(Figure collection entries)
* * * * * * *
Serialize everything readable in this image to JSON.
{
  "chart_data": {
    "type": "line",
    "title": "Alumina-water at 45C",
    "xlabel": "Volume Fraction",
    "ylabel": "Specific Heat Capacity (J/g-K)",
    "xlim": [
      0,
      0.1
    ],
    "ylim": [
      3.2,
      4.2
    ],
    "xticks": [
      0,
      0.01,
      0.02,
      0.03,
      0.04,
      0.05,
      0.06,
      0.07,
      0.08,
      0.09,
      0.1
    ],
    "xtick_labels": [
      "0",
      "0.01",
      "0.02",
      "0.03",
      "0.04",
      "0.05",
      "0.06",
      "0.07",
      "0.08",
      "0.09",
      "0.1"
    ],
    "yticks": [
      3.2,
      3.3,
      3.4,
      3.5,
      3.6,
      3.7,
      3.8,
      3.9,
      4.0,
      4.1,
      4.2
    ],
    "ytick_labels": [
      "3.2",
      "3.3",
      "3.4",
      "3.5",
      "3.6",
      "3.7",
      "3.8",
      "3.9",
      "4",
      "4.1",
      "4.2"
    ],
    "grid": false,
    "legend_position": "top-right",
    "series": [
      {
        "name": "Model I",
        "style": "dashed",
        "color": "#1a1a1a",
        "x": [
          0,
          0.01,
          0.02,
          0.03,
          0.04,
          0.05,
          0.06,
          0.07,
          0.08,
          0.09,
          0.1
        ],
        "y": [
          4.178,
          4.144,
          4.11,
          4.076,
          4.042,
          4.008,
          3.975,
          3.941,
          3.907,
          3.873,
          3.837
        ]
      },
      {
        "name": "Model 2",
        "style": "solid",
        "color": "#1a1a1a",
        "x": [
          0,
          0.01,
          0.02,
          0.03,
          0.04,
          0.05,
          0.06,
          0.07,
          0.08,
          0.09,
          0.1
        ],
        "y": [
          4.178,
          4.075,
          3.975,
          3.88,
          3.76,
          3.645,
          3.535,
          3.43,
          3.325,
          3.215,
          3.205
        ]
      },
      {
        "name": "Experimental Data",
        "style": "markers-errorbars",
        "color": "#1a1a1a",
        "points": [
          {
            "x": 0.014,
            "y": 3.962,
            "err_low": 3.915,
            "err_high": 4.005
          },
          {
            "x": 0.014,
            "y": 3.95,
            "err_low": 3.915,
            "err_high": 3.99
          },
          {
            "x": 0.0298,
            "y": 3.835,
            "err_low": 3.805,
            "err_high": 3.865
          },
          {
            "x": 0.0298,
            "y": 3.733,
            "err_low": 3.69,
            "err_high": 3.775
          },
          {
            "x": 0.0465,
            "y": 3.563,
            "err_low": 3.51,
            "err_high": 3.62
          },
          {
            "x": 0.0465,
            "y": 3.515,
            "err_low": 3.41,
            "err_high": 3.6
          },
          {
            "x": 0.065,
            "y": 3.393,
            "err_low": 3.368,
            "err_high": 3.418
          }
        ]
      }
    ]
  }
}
* * * * * * *
SET TASK –
The entries above must be returned exactly.

ANSWER FOR THIS EXERCISE –
Serialize everything readable in this image to JSON.
{
  "chart_data": {
    "type": "line",
    "title": "Alumina-water at 45C",
    "xlabel": "Volume Fraction",
    "ylabel": "Specific Heat Capacity (J/g-K)",
    "xlim": [
      0,
      0.1
    ],
    "ylim": [
      3.2,
      4.2
    ],
    "xticks": [
      0,
      0.01,
      0.02,
      0.03,
      0.04,
      0.05,
      0.06,
      0.07,
      0.08,
      0.09,
      0.1
    ],
    "xtick_labels": [
      "0",
      "0.01",
      "0.02",
      "0.03",
      "0.04",
      "0.05",
      "0.06",
      "0.07",
      "0.08",
      "0.09",
      "0.1"
    ],
    "yticks": [
      3.2,
      3.3,
      3.4,
      3.5,
      3.6,
      3.7,
      3.8,
      3.9,
      4.0,
      4.1,
      4.2
    ],
    "ytick_labels": [
      "3.2",
      "3.3",
      "3.4",
      "3.5",
      "3.6",
      "3.7",
      "3.8",
      "3.9",
      "4",
      "4.1",
      "4.2"
    ],
    "grid": false,
    "legend_position": "top-right",
    "series": [
      {
        "name": "Model I",
        "style": "dashed",
        "color": "#1a1a1a",
        "x": [
          0,
          0.01,
          0.02,
          0.03,
          0.04,
          0.05,
          0.06,
          0.07,
          0.08,
          0.09,
          0.1
        ],
        "y": [
          4.178,
          4.144,
          4.11,
          4.076,
          4.042,
          4.008,
          3.975,
          3.941,
          3.907,
          3.873,
          3.837
        ]
      },
      {
        "name": "Model 2",
        "style": "solid",
        "color": "#1a1a1a",
        "x": [
          0,
          0.01,
          0.02,
          0.03,
          0.04,
          0.05,
          0.06,
          0.07,
          0.08,
          0.09,
          0.1
        ],
        "y": [
          4.178,
          4.075,
          3.975,
          3.88,
          3.76,
          3.645,
          3.535,
          3.43,
          3.325,
          3.215,
          3.205
        ]
      },
      {
        "name": "Experimental Data",
        "style": "markers-errorbars",
        "color": "#1a1a1a",
        "points": [
          {
            "x": 0.014,
            "y": 3.962,
            "err_low": 3.915,
            "err_high": 4.005
          },
          {
            "x": 0.014,
            "y": 3.95,
            "err_low": 3.915,
            "err_high": 3.99
          },
          {
            "x": 0.0298,
            "y": 3.835,
            "err_low": 3.805,
            "err_high": 3.865
          },
          {
            "x": 0.0298,
            "y": 3.733,
            "err_low": 3.69,
            "err_high": 3.775
          },
          {
            "x": 0.0465,
            "y": 3.563,
            "err_low": 3.51,
            "err_high": 3.62
          },
          {
            "x": 0.0465,
            "y": 3.515,
            "err_low": 3.41,
            "err_high": 3.6
          },
          {
            "x": 0.065,
            "y": 3.393,
            "err_low": 3.368,
            "err_high": 3.418
          }
        ]
      }
    ]
  }
}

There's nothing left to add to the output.